Task statement.
The entries below are to be written out again without alteration.

═════ Material provided ═════

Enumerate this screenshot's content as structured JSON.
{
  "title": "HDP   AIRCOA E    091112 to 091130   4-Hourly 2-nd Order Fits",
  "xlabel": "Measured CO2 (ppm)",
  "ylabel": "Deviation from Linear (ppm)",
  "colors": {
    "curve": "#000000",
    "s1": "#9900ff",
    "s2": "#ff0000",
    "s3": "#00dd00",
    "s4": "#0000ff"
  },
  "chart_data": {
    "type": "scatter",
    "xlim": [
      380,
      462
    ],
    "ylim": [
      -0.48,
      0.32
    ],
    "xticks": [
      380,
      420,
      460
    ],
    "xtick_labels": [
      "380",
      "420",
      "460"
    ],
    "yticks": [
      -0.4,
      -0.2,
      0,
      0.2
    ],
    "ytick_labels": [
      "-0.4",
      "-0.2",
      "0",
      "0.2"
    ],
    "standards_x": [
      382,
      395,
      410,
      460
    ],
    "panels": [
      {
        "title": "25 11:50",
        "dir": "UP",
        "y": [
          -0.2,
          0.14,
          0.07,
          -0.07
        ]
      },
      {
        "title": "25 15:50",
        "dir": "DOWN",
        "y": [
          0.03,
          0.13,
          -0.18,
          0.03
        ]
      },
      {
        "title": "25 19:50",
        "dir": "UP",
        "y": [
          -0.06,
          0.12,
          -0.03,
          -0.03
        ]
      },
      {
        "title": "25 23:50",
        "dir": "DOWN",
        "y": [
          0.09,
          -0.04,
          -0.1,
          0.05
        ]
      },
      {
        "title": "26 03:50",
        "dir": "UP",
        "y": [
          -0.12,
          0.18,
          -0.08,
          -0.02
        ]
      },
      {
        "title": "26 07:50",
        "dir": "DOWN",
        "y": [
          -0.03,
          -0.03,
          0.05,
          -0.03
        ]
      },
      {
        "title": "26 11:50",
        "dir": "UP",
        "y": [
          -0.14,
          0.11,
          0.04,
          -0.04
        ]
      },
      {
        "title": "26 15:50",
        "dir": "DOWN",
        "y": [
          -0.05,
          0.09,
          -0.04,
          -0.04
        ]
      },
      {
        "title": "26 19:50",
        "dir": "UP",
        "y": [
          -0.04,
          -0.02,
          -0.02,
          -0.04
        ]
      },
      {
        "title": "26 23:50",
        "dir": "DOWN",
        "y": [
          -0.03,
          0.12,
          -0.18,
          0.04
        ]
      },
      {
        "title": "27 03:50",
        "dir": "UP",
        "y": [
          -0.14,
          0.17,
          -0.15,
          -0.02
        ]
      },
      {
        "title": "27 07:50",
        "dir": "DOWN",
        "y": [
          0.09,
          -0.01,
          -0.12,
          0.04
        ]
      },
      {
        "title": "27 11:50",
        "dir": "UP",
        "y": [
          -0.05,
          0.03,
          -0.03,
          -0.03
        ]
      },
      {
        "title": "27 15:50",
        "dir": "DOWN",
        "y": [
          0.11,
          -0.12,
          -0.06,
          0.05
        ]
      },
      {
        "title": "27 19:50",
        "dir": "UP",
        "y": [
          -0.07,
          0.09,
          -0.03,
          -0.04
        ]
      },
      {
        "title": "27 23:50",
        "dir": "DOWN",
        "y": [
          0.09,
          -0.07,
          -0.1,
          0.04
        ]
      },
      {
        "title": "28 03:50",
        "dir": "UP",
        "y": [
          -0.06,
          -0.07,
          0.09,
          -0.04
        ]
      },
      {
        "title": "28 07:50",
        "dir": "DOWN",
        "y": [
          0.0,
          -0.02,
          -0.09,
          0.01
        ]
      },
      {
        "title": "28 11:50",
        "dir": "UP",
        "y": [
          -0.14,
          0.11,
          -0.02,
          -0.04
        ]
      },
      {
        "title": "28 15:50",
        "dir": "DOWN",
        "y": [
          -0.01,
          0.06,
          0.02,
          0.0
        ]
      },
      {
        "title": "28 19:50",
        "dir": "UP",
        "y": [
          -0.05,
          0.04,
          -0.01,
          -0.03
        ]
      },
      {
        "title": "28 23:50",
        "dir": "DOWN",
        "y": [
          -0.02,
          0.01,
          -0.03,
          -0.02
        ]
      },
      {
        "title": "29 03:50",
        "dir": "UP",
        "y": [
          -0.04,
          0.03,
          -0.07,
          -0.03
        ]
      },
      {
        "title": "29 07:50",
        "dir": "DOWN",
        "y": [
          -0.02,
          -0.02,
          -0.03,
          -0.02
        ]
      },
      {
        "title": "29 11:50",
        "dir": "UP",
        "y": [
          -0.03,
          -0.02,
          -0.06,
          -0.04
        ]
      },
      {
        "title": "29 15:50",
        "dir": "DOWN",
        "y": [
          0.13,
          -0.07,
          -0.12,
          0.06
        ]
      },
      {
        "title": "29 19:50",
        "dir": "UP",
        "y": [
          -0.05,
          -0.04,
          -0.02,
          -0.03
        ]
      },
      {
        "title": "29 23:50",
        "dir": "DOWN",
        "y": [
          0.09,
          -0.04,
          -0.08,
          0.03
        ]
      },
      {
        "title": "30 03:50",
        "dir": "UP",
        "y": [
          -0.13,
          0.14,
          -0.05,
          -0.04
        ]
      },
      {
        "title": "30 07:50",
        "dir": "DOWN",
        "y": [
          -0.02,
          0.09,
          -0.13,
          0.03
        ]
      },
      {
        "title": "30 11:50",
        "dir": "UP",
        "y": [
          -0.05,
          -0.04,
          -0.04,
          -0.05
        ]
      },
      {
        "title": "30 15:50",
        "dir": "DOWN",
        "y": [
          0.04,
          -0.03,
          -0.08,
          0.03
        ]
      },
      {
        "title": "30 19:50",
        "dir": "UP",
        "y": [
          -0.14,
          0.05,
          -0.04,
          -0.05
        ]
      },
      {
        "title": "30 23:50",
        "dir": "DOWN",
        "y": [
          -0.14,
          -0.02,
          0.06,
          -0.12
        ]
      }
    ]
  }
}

═════

Solution for this exercise.
Enumerate this screenshot's content as structured JSON.
{
  "title": "HDP   AIRCOA E    091112 to 091130   4-Hourly 2-nd Order Fits",
  "xlabel": "Measured CO2 (ppm)",
  "ylabel": "Deviation from Linear (ppm)",
  "colors": {
    "curve": "#000000",
    "s1": "#9900ff",
    "s2": "#ff0000",
    "s3": "#00dd00",
    "s4": "#0000ff"
  },
  "chart_data": {
    "type": "scatter",
    "xlim": [
      380,
      462
    ],
    "ylim": [
      -0.48,
      0.32
    ],
    "xticks": [
      380,
      420,
      460
    ],
    "xtick_labels": [
      "380",
      "420",
      "460"
    ],
    "yticks": [
      -0.4,
      -0.2,
      0,
      0.2
    ],
    "ytick_labels": [
      "-0.4",
      "-0.2",
      "0",
      "0.2"
    ],
    "standards_x": [
      382,
      395,
      410,
      460
    ],
    "panels": [
      {
        "title": "25 11:50",
        "dir": "UP",
        "y": [
          -0.2,
          0.14,
          0.07,
          -0.07
        ]
      },
      {
        "title": "25 15:50",
        "dir": "DOWN",
        "y": [
          0.03,
          0.13,
          -0.18,
          0.03
        ]
      },
      {
        "title": "25 19:50",
        "dir": "UP",
        "y": [
          -0.06,
          0.12,
          -0.03,
          -0.03
        ]
      },
      {
        "title": "25 23:50",
        "dir": "DOWN",
        "y": [
          0.09,
          -0.04,
          -0.1,
          0.05
        ]
      },
      {
        "title": "26 03:50",
        "dir": "UP",
        "y": [
          -0.12,
          0.18,
          -0.08,
          -0.02
        ]
      },
      {
        "title": "26 07:50",
        "dir": "DOWN",
        "y": [
          -0.03,
          -0.03,
          0.05,
          -0.03
        ]
      },
      {
        "title": "26 11:50",
        "dir": "UP",
        "y": [
          -0.14,
          0.11,
          0.04,
          -0.04
        ]
      },
      {
        "title": "26 15:50",
        "dir": "DOWN",
        "y": [
          -0.05,
          0.09,
          -0.04,
          -0.04
        ]
      },
      {
        "title": "26 19:50",
        "dir": "UP",
        "y": [
          -0.04,
          -0.02,
          -0.02,
          -0.04
        ]
      },
      {
        "title": "26 23:50",
        "dir": "DOWN",
        "y": [
          -0.03,
          0.12,
          -0.18,
          0.04
        ]
      },
      {
        "title": "27 03:50",
        "dir": "UP",
        "y": [
          -0.14,
          0.17,
          -0.15,
          -0.02
        ]
      },
      {
        "title": "27 07:50",
        "dir": "DOWN",
        "y": [
          0.09,
          -0.01,
          -0.12,
          0.04
        ]
      },
      {
        "title": "27 11:50",
        "dir": "UP",
        "y": [
          -0.05,
          0.03,
          -0.03,
          -0.03
        ]
      },
      {
        "title": "27 15:50",
        "dir": "DOWN",
        "y": [
          0.11,
          -0.12,
          -0.06,
          0.05
        ]
      },
      {
        "title": "27 19:50",
        "dir": "UP",
        "y": [
          -0.07,
          0.09,
          -0.03,
          -0.04
        ]
      },
      {
        "title": "27 23:50",
        "dir": "DOWN",
        "y": [
          0.09,
          -0.07,
          -0.1,
          0.04
        ]
      },
      {
        "title": "28 03:50",
        "dir": "UP",
        "y": [
          -0.06,
          -0.07,
          0.09,
          -0.04
        ]
      },
      {
        "title": "28 07:50",
        "dir": "DOWN",
        "y": [
          0.0,
          -0.02,
          -0.09,
          0.01
        ]
      },
      {
        "title": "28 11:50",
        "dir": "UP",
        "y": [
          -0.14,
          0.11,
          -0.02,
          -0.04
        ]
      },
      {
        "title": "28 15:50",
        "dir": "DOWN",
        "y": [
          -0.01,
          0.06,
          0.02,
          0.0
        ]
      },
      {
        "title": "28 19:50",
        "dir": "UP",
        "y": [
          -0.05,
          0.04,
          -0.01,
          -0.03
        ]
      },
      {
        "title": "28 23:50",
        "dir": "DOWN",
        "y": [
          -0.02,
          0.01,
          -0.03,
          -0.02
        ]
      },
      {
        "title": "29 03:50",
        "dir": "UP",
        "y": [
          -0.04,
          0.03,
          -0.07,
          -0.03
        ]
      },
      {
        "title": "29 07:50",
        "dir": "DOWN",
        "y": [
          -0.02,
          -0.02,
          -0.03,
          -0.02
        ]
      },
      {
        "title": "29 11:50",
        "dir": "UP",
        "y": [
          -0.03,
          -0.02,
          -0.06,
          -0.04
        ]
      },
      {
        "title": "29 15:50",
        "dir": "DOWN",
        "y": [
          0.13,
          -0.07,
          -0.12,
          0.06
        ]
      },
      {
        "title": "29 19:50",
        "dir": "UP",
        "y": [
          -0.05,
          -0.04,
          -0.02,
          -0.03
        ]
      },
      {
        "title": "29 23:50",
        "dir": "DOWN",
        "y": [
          0.09,
          -0.04,
          -0.08,
          0.03
        ]
      },
      {
        "title": "30 03:50",
        "dir": "UP",
        "y": [
          -0.13,
          0.14,
          -0.05,
          -0.04
        ]
      },
      {
        "title": "30 07:50",
        "dir": "DOWN",
        "y": [
          -0.02,
          0.09,
          -0.13,
          0.03
        ]
      },
      {
        "title": "30 11:50",
        "dir": "UP",
        "y": [
          -0.05,
          -0.04,
          -0.04,
          -0.05
        ]
      },
      {
        "title": "30 15:50",
        "dir": "DOWN",
        "y": [
          0.04,
          -0.03,
          -0.08,
          0.03
        ]
      },
      {
        "title": "30 19:50",
        "dir": "UP",
        "y": [
          -0.14,
          0.05,
          -0.04,
          -0.05
        ]
      },
      {
        "title": "30 23:50",
        "dir": "DOWN",
        "y": [
          -0.14,
          -0.02,
          0.06,
          -0.12
        ]
      }
    ]
  }
}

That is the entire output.